WHAT IS EXPECTED
Copy out every one of the rows below with no changes at all.

[Rows taken from a collection]
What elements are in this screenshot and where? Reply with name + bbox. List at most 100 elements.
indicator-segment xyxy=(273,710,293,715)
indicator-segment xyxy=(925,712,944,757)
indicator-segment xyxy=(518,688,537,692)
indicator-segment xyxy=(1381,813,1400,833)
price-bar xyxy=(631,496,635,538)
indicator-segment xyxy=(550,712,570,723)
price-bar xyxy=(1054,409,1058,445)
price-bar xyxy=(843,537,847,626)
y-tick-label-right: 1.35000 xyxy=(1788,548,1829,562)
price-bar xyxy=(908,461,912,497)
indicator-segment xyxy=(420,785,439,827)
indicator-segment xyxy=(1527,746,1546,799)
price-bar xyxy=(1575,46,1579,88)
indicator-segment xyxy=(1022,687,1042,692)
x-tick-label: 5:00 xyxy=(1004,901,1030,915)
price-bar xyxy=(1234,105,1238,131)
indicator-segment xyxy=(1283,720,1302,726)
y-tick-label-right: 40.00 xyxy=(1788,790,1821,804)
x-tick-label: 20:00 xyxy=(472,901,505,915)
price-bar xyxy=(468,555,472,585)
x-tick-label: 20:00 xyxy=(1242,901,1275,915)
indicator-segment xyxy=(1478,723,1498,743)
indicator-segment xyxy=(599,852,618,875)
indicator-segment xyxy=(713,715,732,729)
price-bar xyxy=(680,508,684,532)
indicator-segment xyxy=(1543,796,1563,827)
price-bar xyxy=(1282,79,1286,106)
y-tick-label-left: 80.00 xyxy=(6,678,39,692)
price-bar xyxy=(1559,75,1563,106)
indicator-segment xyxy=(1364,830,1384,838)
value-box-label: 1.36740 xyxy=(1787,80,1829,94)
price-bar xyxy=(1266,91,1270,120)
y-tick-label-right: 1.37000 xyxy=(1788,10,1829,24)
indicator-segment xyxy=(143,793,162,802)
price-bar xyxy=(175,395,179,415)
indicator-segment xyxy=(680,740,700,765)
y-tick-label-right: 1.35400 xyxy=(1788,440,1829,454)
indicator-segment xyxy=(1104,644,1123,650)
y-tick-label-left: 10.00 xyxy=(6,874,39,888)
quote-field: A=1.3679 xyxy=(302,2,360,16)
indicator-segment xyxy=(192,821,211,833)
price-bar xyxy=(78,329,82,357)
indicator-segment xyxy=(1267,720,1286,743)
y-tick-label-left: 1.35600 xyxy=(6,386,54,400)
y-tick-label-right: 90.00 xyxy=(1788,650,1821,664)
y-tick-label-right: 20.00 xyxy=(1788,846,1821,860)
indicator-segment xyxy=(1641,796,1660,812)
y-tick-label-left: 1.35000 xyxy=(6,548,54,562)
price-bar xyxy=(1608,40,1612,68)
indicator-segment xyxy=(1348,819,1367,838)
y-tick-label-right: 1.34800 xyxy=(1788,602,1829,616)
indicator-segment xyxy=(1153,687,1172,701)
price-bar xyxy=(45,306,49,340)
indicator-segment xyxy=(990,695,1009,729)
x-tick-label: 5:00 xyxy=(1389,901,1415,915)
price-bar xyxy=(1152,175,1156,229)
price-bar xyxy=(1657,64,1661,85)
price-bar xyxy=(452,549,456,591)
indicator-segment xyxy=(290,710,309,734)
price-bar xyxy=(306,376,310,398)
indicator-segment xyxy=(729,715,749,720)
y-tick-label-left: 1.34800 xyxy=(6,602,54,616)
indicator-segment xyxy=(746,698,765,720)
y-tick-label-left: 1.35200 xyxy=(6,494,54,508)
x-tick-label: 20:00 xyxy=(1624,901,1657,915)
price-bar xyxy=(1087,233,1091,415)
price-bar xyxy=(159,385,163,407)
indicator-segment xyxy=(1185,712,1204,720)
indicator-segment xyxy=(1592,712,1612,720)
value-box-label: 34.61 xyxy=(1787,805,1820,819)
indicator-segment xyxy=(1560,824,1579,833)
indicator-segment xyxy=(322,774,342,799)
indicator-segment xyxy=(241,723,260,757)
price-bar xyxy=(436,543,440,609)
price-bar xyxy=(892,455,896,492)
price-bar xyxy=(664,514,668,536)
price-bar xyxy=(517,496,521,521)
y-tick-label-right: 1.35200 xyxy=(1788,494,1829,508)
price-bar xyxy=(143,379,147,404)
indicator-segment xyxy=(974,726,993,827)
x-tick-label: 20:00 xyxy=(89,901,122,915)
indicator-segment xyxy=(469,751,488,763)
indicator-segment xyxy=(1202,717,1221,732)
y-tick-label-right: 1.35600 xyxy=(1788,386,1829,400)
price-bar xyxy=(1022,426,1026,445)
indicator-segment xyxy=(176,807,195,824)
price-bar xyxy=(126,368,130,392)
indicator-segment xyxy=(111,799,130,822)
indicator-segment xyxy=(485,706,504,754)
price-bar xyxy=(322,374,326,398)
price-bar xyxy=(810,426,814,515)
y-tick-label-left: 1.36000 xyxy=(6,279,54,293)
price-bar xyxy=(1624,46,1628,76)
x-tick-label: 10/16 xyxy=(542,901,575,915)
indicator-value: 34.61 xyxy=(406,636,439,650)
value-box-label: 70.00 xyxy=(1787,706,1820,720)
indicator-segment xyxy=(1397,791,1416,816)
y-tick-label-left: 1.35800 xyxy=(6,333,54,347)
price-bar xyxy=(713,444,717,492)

OUTPUT OF THE EXERCISE
What elements are in this screenshot and where? Reply with name + bbox. List at most 100 elements.
indicator-segment xyxy=(273,710,293,715)
indicator-segment xyxy=(925,712,944,757)
indicator-segment xyxy=(518,688,537,692)
indicator-segment xyxy=(1381,813,1400,833)
price-bar xyxy=(631,496,635,538)
indicator-segment xyxy=(550,712,570,723)
price-bar xyxy=(1054,409,1058,445)
price-bar xyxy=(843,537,847,626)
y-tick-label-right: 1.35000 xyxy=(1788,548,1829,562)
price-bar xyxy=(908,461,912,497)
indicator-segment xyxy=(420,785,439,827)
indicator-segment xyxy=(1527,746,1546,799)
price-bar xyxy=(1575,46,1579,88)
indicator-segment xyxy=(1022,687,1042,692)
x-tick-label: 5:00 xyxy=(1004,901,1030,915)
price-bar xyxy=(1234,105,1238,131)
indicator-segment xyxy=(1283,720,1302,726)
y-tick-label-right: 40.00 xyxy=(1788,790,1821,804)
x-tick-label: 20:00 xyxy=(472,901,505,915)
price-bar xyxy=(468,555,472,585)
x-tick-label: 20:00 xyxy=(1242,901,1275,915)
indicator-segment xyxy=(1478,723,1498,743)
indicator-segment xyxy=(599,852,618,875)
indicator-segment xyxy=(713,715,732,729)
price-bar xyxy=(680,508,684,532)
indicator-segment xyxy=(1543,796,1563,827)
price-bar xyxy=(1282,79,1286,106)
y-tick-label-left: 80.00 xyxy=(6,678,39,692)
price-bar xyxy=(1559,75,1563,106)
indicator-segment xyxy=(1364,830,1384,838)
value-box-label: 1.36740 xyxy=(1787,80,1829,94)
price-bar xyxy=(1266,91,1270,120)
y-tick-label-right: 1.37000 xyxy=(1788,10,1829,24)
indicator-segment xyxy=(143,793,162,802)
price-bar xyxy=(175,395,179,415)
indicator-segment xyxy=(680,740,700,765)
y-tick-label-right: 1.35400 xyxy=(1788,440,1829,454)
indicator-segment xyxy=(1104,644,1123,650)
y-tick-label-left: 10.00 xyxy=(6,874,39,888)
quote-field: A=1.3679 xyxy=(302,2,360,16)
indicator-segment xyxy=(192,821,211,833)
price-bar xyxy=(78,329,82,357)
indicator-segment xyxy=(1267,720,1286,743)
y-tick-label-left: 1.35600 xyxy=(6,386,54,400)
y-tick-label-right: 90.00 xyxy=(1788,650,1821,664)
y-tick-label-right: 20.00 xyxy=(1788,846,1821,860)
indicator-segment xyxy=(1641,796,1660,812)
y-tick-label-left: 1.35000 xyxy=(6,548,54,562)
price-bar xyxy=(1608,40,1612,68)
indicator-segment xyxy=(1348,819,1367,838)
y-tick-label-right: 1.34800 xyxy=(1788,602,1829,616)
indicator-segment xyxy=(1153,687,1172,701)
price-bar xyxy=(45,306,49,340)
indicator-segment xyxy=(990,695,1009,729)
x-tick-label: 5:00 xyxy=(1389,901,1415,915)
price-bar xyxy=(1152,175,1156,229)
price-bar xyxy=(1657,64,1661,85)
price-bar xyxy=(452,549,456,591)
indicator-segment xyxy=(290,710,309,734)
price-bar xyxy=(306,376,310,398)
indicator-segment xyxy=(729,715,749,720)
y-tick-label-left: 1.34800 xyxy=(6,602,54,616)
indicator-segment xyxy=(746,698,765,720)
y-tick-label-left: 1.35200 xyxy=(6,494,54,508)
x-tick-label: 20:00 xyxy=(1624,901,1657,915)
price-bar xyxy=(1087,233,1091,415)
price-bar xyxy=(159,385,163,407)
indicator-segment xyxy=(1185,712,1204,720)
indicator-segment xyxy=(1592,712,1612,720)
value-box-label: 34.61 xyxy=(1787,805,1820,819)
indicator-segment xyxy=(1560,824,1579,833)
indicator-segment xyxy=(322,774,342,799)
indicator-segment xyxy=(241,723,260,757)
price-bar xyxy=(436,543,440,609)
price-bar xyxy=(892,455,896,492)
price-bar xyxy=(664,514,668,536)
price-bar xyxy=(517,496,521,521)
y-tick-label-right: 1.35200 xyxy=(1788,494,1829,508)
price-bar xyxy=(143,379,147,404)
indicator-segment xyxy=(974,726,993,827)
x-tick-label: 20:00 xyxy=(89,901,122,915)
indicator-segment xyxy=(469,751,488,763)
indicator-segment xyxy=(1202,717,1221,732)
y-tick-label-right: 1.35600 xyxy=(1788,386,1829,400)
price-bar xyxy=(1022,426,1026,445)
indicator-segment xyxy=(176,807,195,824)
price-bar xyxy=(126,368,130,392)
indicator-segment xyxy=(111,799,130,822)
indicator-segment xyxy=(485,706,504,754)
price-bar xyxy=(322,374,326,398)
price-bar xyxy=(810,426,814,515)
y-tick-label-left: 1.36000 xyxy=(6,279,54,293)
price-bar xyxy=(1624,46,1628,76)
x-tick-label: 10/16 xyxy=(542,901,575,915)
indicator-value: 34.61 xyxy=(406,636,439,650)
value-box-label: 70.00 xyxy=(1787,706,1820,720)
indicator-segment xyxy=(1397,791,1416,816)
y-tick-label-left: 1.35800 xyxy=(6,333,54,347)
price-bar xyxy=(713,444,717,492)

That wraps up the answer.